What is expected: Copy out the listing that follows exactly, dropping every picture.

********

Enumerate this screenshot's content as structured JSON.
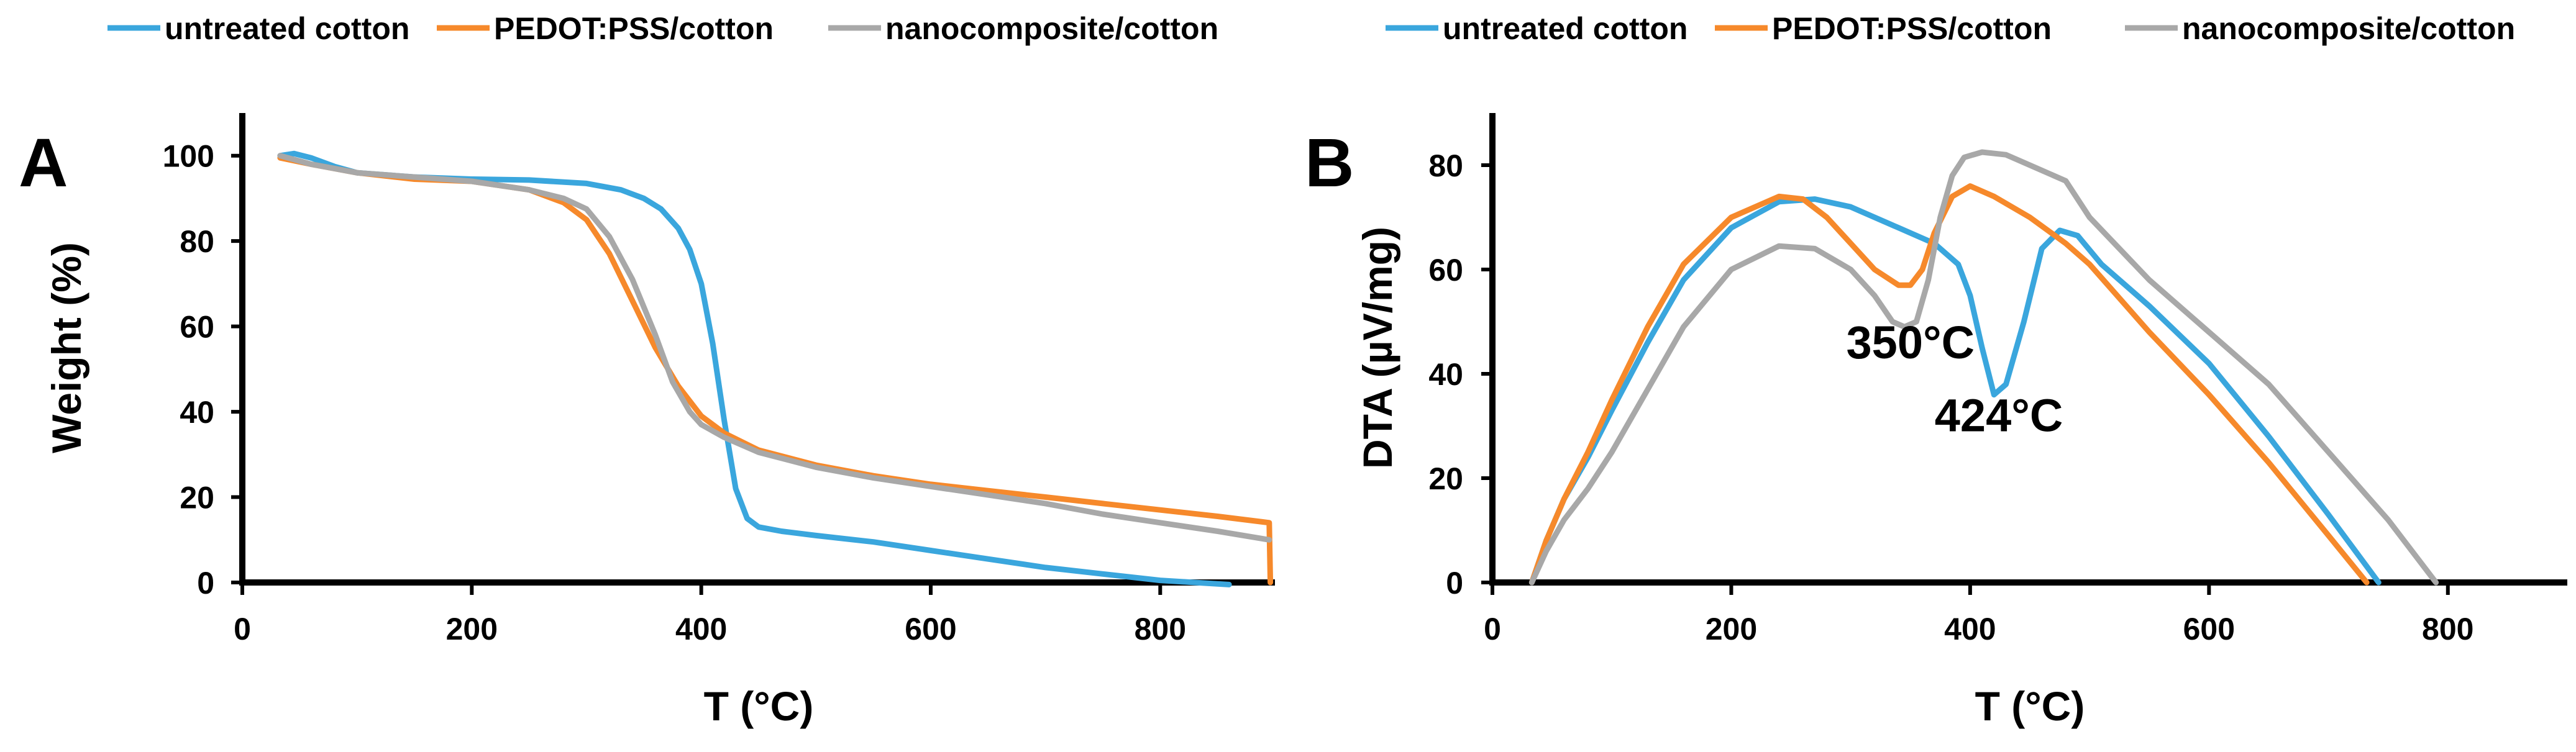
{
  "colors": {
    "untreated": "#3aa6dd",
    "pedot": "#f6892b",
    "nano": "#a8a8a8",
    "axis": "#000000"
  },
  "legend_items": [
    {
      "name": "untreated cotton",
      "color_key": "untreated"
    },
    {
      "name": "PEDOT:PSS/cotton",
      "color_key": "pedot"
    },
    {
      "name": "nanocomposite/cotton",
      "color_key": "nano"
    }
  ],
  "chart_data": [
    {
      "type": "line",
      "panel_label": "A",
      "title": "",
      "xlabel": "T (°C)",
      "ylabel": "Weight (%)",
      "xlim": [
        0,
        900
      ],
      "ylim": [
        0,
        110
      ],
      "xticks": [
        0,
        200,
        400,
        600,
        800
      ],
      "yticks": [
        0,
        20,
        40,
        60,
        80,
        100
      ],
      "legend": [
        "untreated cotton",
        "PEDOT:PSS/cotton",
        "nanocomposite/cotton"
      ],
      "legend_position": "top",
      "grid": false,
      "annotations": [],
      "series": [
        {
          "name": "untreated cotton",
          "color_key": "untreated",
          "x": [
            33,
            45,
            60,
            80,
            100,
            150,
            200,
            250,
            300,
            330,
            350,
            365,
            380,
            390,
            400,
            410,
            420,
            430,
            440,
            450,
            470,
            500,
            550,
            600,
            650,
            700,
            750,
            800,
            830,
            860
          ],
          "y": [
            100,
            100.5,
            99.5,
            97.5,
            96,
            95,
            94.5,
            94.3,
            93.5,
            92,
            90,
            87.5,
            83,
            78,
            70,
            56,
            38,
            22,
            15,
            13,
            12,
            11,
            9.5,
            7.5,
            5.5,
            3.5,
            2,
            0.5,
            0,
            -0.5
          ]
        },
        {
          "name": "PEDOT:PSS/cotton",
          "color_key": "pedot",
          "x": [
            33,
            60,
            100,
            150,
            200,
            250,
            280,
            300,
            320,
            340,
            360,
            380,
            400,
            420,
            450,
            500,
            550,
            600,
            650,
            700,
            750,
            800,
            850,
            895,
            896
          ],
          "y": [
            99.5,
            98,
            96,
            94.5,
            94,
            92,
            89,
            85,
            77,
            66,
            55,
            46,
            39,
            35,
            31,
            27.5,
            25,
            23,
            21.5,
            20,
            18.5,
            17,
            15.5,
            14,
            0
          ]
        },
        {
          "name": "nanocomposite/cotton",
          "color_key": "nano",
          "x": [
            33,
            60,
            100,
            150,
            200,
            250,
            280,
            300,
            320,
            340,
            360,
            375,
            390,
            400,
            420,
            450,
            500,
            550,
            600,
            650,
            700,
            750,
            800,
            850,
            895
          ],
          "y": [
            100,
            98,
            96,
            95,
            94,
            92,
            90,
            87.5,
            81,
            71,
            58,
            47,
            40,
            37,
            34,
            30.5,
            27,
            24.5,
            22.5,
            20.5,
            18.5,
            16,
            14,
            12,
            10
          ]
        }
      ]
    },
    {
      "type": "line",
      "panel_label": "B",
      "title": "",
      "xlabel": "T (°C)",
      "ylabel": "DTA (µV/mg)",
      "xlim": [
        0,
        900
      ],
      "ylim": [
        0,
        90
      ],
      "xticks": [
        0,
        200,
        400,
        600,
        800
      ],
      "yticks": [
        0,
        20,
        40,
        60,
        80
      ],
      "legend": [
        "untreated cotton",
        "PEDOT:PSS/cotton",
        "nanocomposite/cotton"
      ],
      "legend_position": "top",
      "grid": false,
      "annotations": [
        {
          "text": "350°C",
          "x": 350,
          "y": 43
        },
        {
          "text": "424°C",
          "x": 424,
          "y": 29
        }
      ],
      "series": [
        {
          "name": "untreated cotton",
          "color_key": "untreated",
          "x": [
            33,
            45,
            60,
            80,
            100,
            130,
            160,
            200,
            240,
            270,
            300,
            340,
            370,
            390,
            400,
            410,
            420,
            430,
            445,
            460,
            475,
            490,
            510,
            550,
            600,
            650,
            700,
            742
          ],
          "y": [
            0,
            8,
            16,
            24,
            33,
            46,
            58,
            68,
            73,
            73.5,
            72,
            68,
            65,
            61,
            55,
            45,
            36,
            38,
            50,
            64,
            67.5,
            66.5,
            61,
            53,
            42,
            28,
            13,
            0
          ]
        },
        {
          "name": "PEDOT:PSS/cotton",
          "color_key": "pedot",
          "x": [
            33,
            45,
            60,
            80,
            100,
            130,
            160,
            200,
            240,
            260,
            280,
            300,
            320,
            340,
            350,
            360,
            370,
            385,
            400,
            420,
            450,
            480,
            500,
            550,
            600,
            650,
            700,
            732
          ],
          "y": [
            0,
            8,
            16,
            25,
            35,
            49,
            61,
            70,
            74,
            73.5,
            70,
            65,
            60,
            57,
            57,
            60,
            67,
            74,
            76,
            74,
            70,
            65,
            61,
            48,
            36,
            23,
            9,
            0
          ]
        },
        {
          "name": "nanocomposite/cotton",
          "color_key": "nano",
          "x": [
            33,
            45,
            60,
            80,
            100,
            130,
            160,
            200,
            240,
            270,
            300,
            320,
            335,
            345,
            355,
            365,
            375,
            385,
            395,
            410,
            430,
            460,
            480,
            500,
            550,
            600,
            650,
            700,
            750,
            790
          ],
          "y": [
            0,
            6,
            12,
            18,
            25,
            37,
            49,
            60,
            64.5,
            64,
            60,
            55,
            50,
            49,
            50,
            58,
            70,
            78,
            81.5,
            82.5,
            82,
            79,
            77,
            70,
            58,
            48,
            38,
            25,
            12,
            0
          ]
        }
      ]
    }
  ]
}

********

Written response:
Enumerate this screenshot's content as structured JSON.
{
  "colors": {
    "untreated": "#3aa6dd",
    "pedot": "#f6892b",
    "nano": "#a8a8a8",
    "axis": "#000000"
  },
  "legend_items": [
    {
      "name": "untreated cotton",
      "color_key": "untreated"
    },
    {
      "name": "PEDOT:PSS/cotton",
      "color_key": "pedot"
    },
    {
      "name": "nanocomposite/cotton",
      "color_key": "nano"
    }
  ],
  "chart_data": [
    {
      "type": "line",
      "panel_label": "A",
      "title": "",
      "xlabel": "T (°C)",
      "ylabel": "Weight (%)",
      "xlim": [
        0,
        900
      ],
      "ylim": [
        0,
        110
      ],
      "xticks": [
        0,
        200,
        400,
        600,
        800
      ],
      "yticks": [
        0,
        20,
        40,
        60,
        80,
        100
      ],
      "legend": [
        "untreated cotton",
        "PEDOT:PSS/cotton",
        "nanocomposite/cotton"
      ],
      "legend_position": "top",
      "grid": false,
      "annotations": [],
      "series": [
        {
          "name": "untreated cotton",
          "color_key": "untreated",
          "x": [
            33,
            45,
            60,
            80,
            100,
            150,
            200,
            250,
            300,
            330,
            350,
            365,
            380,
            390,
            400,
            410,
            420,
            430,
            440,
            450,
            470,
            500,
            550,
            600,
            650,
            700,
            750,
            800,
            830,
            860
          ],
          "y": [
            100,
            100.5,
            99.5,
            97.5,
            96,
            95,
            94.5,
            94.3,
            93.5,
            92,
            90,
            87.5,
            83,
            78,
            70,
            56,
            38,
            22,
            15,
            13,
            12,
            11,
            9.5,
            7.5,
            5.5,
            3.5,
            2,
            0.5,
            0,
            -0.5
          ]
        },
        {
          "name": "PEDOT:PSS/cotton",
          "color_key": "pedot",
          "x": [
            33,
            60,
            100,
            150,
            200,
            250,
            280,
            300,
            320,
            340,
            360,
            380,
            400,
            420,
            450,
            500,
            550,
            600,
            650,
            700,
            750,
            800,
            850,
            895,
            896
          ],
          "y": [
            99.5,
            98,
            96,
            94.5,
            94,
            92,
            89,
            85,
            77,
            66,
            55,
            46,
            39,
            35,
            31,
            27.5,
            25,
            23,
            21.5,
            20,
            18.5,
            17,
            15.5,
            14,
            0
          ]
        },
        {
          "name": "nanocomposite/cotton",
          "color_key": "nano",
          "x": [
            33,
            60,
            100,
            150,
            200,
            250,
            280,
            300,
            320,
            340,
            360,
            375,
            390,
            400,
            420,
            450,
            500,
            550,
            600,
            650,
            700,
            750,
            800,
            850,
            895
          ],
          "y": [
            100,
            98,
            96,
            95,
            94,
            92,
            90,
            87.5,
            81,
            71,
            58,
            47,
            40,
            37,
            34,
            30.5,
            27,
            24.5,
            22.5,
            20.5,
            18.5,
            16,
            14,
            12,
            10
          ]
        }
      ]
    },
    {
      "type": "line",
      "panel_label": "B",
      "title": "",
      "xlabel": "T (°C)",
      "ylabel": "DTA (µV/mg)",
      "xlim": [
        0,
        900
      ],
      "ylim": [
        0,
        90
      ],
      "xticks": [
        0,
        200,
        400,
        600,
        800
      ],
      "yticks": [
        0,
        20,
        40,
        60,
        80
      ],
      "legend": [
        "untreated cotton",
        "PEDOT:PSS/cotton",
        "nanocomposite/cotton"
      ],
      "legend_position": "top",
      "grid": false,
      "annotations": [
        {
          "text": "350°C",
          "x": 350,
          "y": 43
        },
        {
          "text": "424°C",
          "x": 424,
          "y": 29
        }
      ],
      "series": [
        {
          "name": "untreated cotton",
          "color_key": "untreated",
          "x": [
            33,
            45,
            60,
            80,
            100,
            130,
            160,
            200,
            240,
            270,
            300,
            340,
            370,
            390,
            400,
            410,
            420,
            430,
            445,
            460,
            475,
            490,
            510,
            550,
            600,
            650,
            700,
            742
          ],
          "y": [
            0,
            8,
            16,
            24,
            33,
            46,
            58,
            68,
            73,
            73.5,
            72,
            68,
            65,
            61,
            55,
            45,
            36,
            38,
            50,
            64,
            67.5,
            66.5,
            61,
            53,
            42,
            28,
            13,
            0
          ]
        },
        {
          "name": "PEDOT:PSS/cotton",
          "color_key": "pedot",
          "x": [
            33,
            45,
            60,
            80,
            100,
            130,
            160,
            200,
            240,
            260,
            280,
            300,
            320,
            340,
            350,
            360,
            370,
            385,
            400,
            420,
            450,
            480,
            500,
            550,
            600,
            650,
            700,
            732
          ],
          "y": [
            0,
            8,
            16,
            25,
            35,
            49,
            61,
            70,
            74,
            73.5,
            70,
            65,
            60,
            57,
            57,
            60,
            67,
            74,
            76,
            74,
            70,
            65,
            61,
            48,
            36,
            23,
            9,
            0
          ]
        },
        {
          "name": "nanocomposite/cotton",
          "color_key": "nano",
          "x": [
            33,
            45,
            60,
            80,
            100,
            130,
            160,
            200,
            240,
            270,
            300,
            320,
            335,
            345,
            355,
            365,
            375,
            385,
            395,
            410,
            430,
            460,
            480,
            500,
            550,
            600,
            650,
            700,
            750,
            790
          ],
          "y": [
            0,
            6,
            12,
            18,
            25,
            37,
            49,
            60,
            64.5,
            64,
            60,
            55,
            50,
            49,
            50,
            58,
            70,
            78,
            81.5,
            82.5,
            82,
            79,
            77,
            70,
            58,
            48,
            38,
            25,
            12,
            0
          ]
        }
      ]
    }
  ]
}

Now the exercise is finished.